Exercise description
Reproduce every entry exactly and leave its pictures out.

[BEGIN Data listing]

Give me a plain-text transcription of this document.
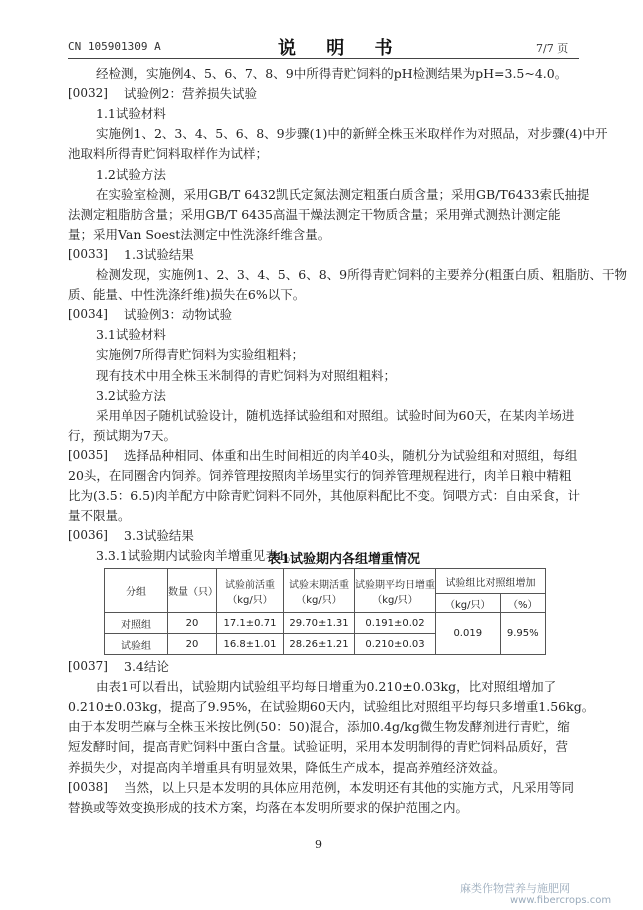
CN 105901309 A	说 明 书	7/7 页
经检测，实施例4、5、6、7、8、9中所得青贮饲料的pH检测结果为pH=3.5~4.0。
[0032] 试验例2：营养损失试验
1.1试验材料
实施例1、2、3、4、5、6、8、9步骤(1)中的新鲜全株玉米取样作为对照品，对步骤(4)中开
池取料所得青贮饲料取样作为试样；
1.2试验方法
在实验室检测，采用GB/T 6432凯氏定氮法测定粗蛋白质含量；采用GB/T6433索氏抽提
法测定粗脂肪含量；采用GB/T 6435高温干燥法测定干物质含量；采用弹式测热计测定能
量；采用Van Soest法测定中性洗涤纤维含量。
[0033] 1.3试验结果
检测发现，实施例1、2、3、4、5、6、8、9所得青贮饲料的主要养分(粗蛋白质、粗脂肪、干物
质、能量、中性洗涤纤维)损失在6%以下。
[0034] 试验例3：动物试验
3.1试验材料
实施例7所得青贮饲料为实验组粗料；
现有技术中用全株玉米制得的青贮饲料为对照组粗料；
3.2试验方法
采用单因子随机试验设计，随机选择试验组和对照组。试验时间为60天，在某肉羊场进
行，预试期为7天。
[0035] 选择品种相同、体重和出生时间相近的肉羊40头，随机分为试验组和对照组，每组
20头，在同圈舍内饲养。饲养管理按照肉羊场里实行的饲养管理规程进行，肉羊日粮中精粗
比为(3.5：6.5)肉羊配方中除青贮饲料不同外，其他原料配比不变。饲喂方式：自由采食，计
量不限量。
[0036] 3.3试验结果
3.3.1试验期内试验肉羊增重见表1。
表1试验期内各组增重情况
分组	数量（只）	试验前活重（kg/只）	试验末期活重（kg/只）	试验期平均日增重（kg/只）	试验组比对照组增加	
					（kg/只）	（%）
对照组	20	17.1±0.71	29.70±1.31	0.191±0.02	0.019	9.95%
试验组	20	16.8±1.01	28.26±1.21	0.210±0.03		
[0037] 3.4结论
由表1可以看出，试验期内试验组平均每日增重为0.210±0.03kg，比对照组增加了
0.210±0.03kg，提高了9.95%，在试验期60天内，试验组比对照组平均每只多增重1.56kg。
由于本发明苎麻与全株玉米按比例(50：50)混合，添加0.4g/kg微生物发酵剂进行青贮，缩
短发酵时间，提高青贮饲料中蛋白含量。试验证明，采用本发明制得的青贮饲料品质好，营
养损失少，对提高肉羊增重具有明显效果，降低生产成本，提高养殖经济效益。
[0038] 当然，以上只是本发明的具体应用范例，本发明还有其他的实施方式，凡采用等同
替换或等效变换形成的技术方案，均落在本发明所要求的保护范围之内。
9
麻类作物营养与施肥网
www.fibercrops.com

[END Data listing]

The reply
Give me a plain-text transcription of this document.
CN 105901309 A	说 明 书	7/7 页
经检测，实施例4、5、6、7、8、9中所得青贮饲料的pH检测结果为pH=3.5~4.0。
[0032] 试验例2：营养损失试验
1.1试验材料
实施例1、2、3、4、5、6、8、9步骤(1)中的新鲜全株玉米取样作为对照品，对步骤(4)中开
池取料所得青贮饲料取样作为试样；
1.2试验方法
在实验室检测，采用GB/T 6432凯氏定氮法测定粗蛋白质含量；采用GB/T6433索氏抽提
法测定粗脂肪含量；采用GB/T 6435高温干燥法测定干物质含量；采用弹式测热计测定能
量；采用Van Soest法测定中性洗涤纤维含量。
[0033] 1.3试验结果
检测发现，实施例1、2、3、4、5、6、8、9所得青贮饲料的主要养分(粗蛋白质、粗脂肪、干物
质、能量、中性洗涤纤维)损失在6%以下。
[0034] 试验例3：动物试验
3.1试验材料
实施例7所得青贮饲料为实验组粗料；
现有技术中用全株玉米制得的青贮饲料为对照组粗料；
3.2试验方法
采用单因子随机试验设计，随机选择试验组和对照组。试验时间为60天，在某肉羊场进
行，预试期为7天。
[0035] 选择品种相同、体重和出生时间相近的肉羊40头，随机分为试验组和对照组，每组
20头，在同圈舍内饲养。饲养管理按照肉羊场里实行的饲养管理规程进行，肉羊日粮中精粗
比为(3.5：6.5)肉羊配方中除青贮饲料不同外，其他原料配比不变。饲喂方式：自由采食，计
量不限量。
[0036] 3.3试验结果
3.3.1试验期内试验肉羊增重见表1。
表1试验期内各组增重情况
分组	数量（只）	试验前活重（kg/只）	试验末期活重（kg/只）	试验期平均日增重（kg/只）	试验组比对照组增加	
					（kg/只）	（%）
对照组	20	17.1±0.71	29.70±1.31	0.191±0.02	0.019	9.95%
试验组	20	16.8±1.01	28.26±1.21	0.210±0.03		
[0037] 3.4结论
由表1可以看出，试验期内试验组平均每日增重为0.210±0.03kg，比对照组增加了
0.210±0.03kg，提高了9.95%，在试验期60天内，试验组比对照组平均每只多增重1.56kg。
由于本发明苎麻与全株玉米按比例(50：50)混合，添加0.4g/kg微生物发酵剂进行青贮，缩
短发酵时间，提高青贮饲料中蛋白含量。试验证明，采用本发明制得的青贮饲料品质好，营
养损失少，对提高肉羊增重具有明显效果，降低生产成本，提高养殖经济效益。
[0038] 当然，以上只是本发明的具体应用范例，本发明还有其他的实施方式，凡采用等同
替换或等效变换形成的技术方案，均落在本发明所要求的保护范围之内。
9
麻类作物营养与施肥网
www.fibercrops.com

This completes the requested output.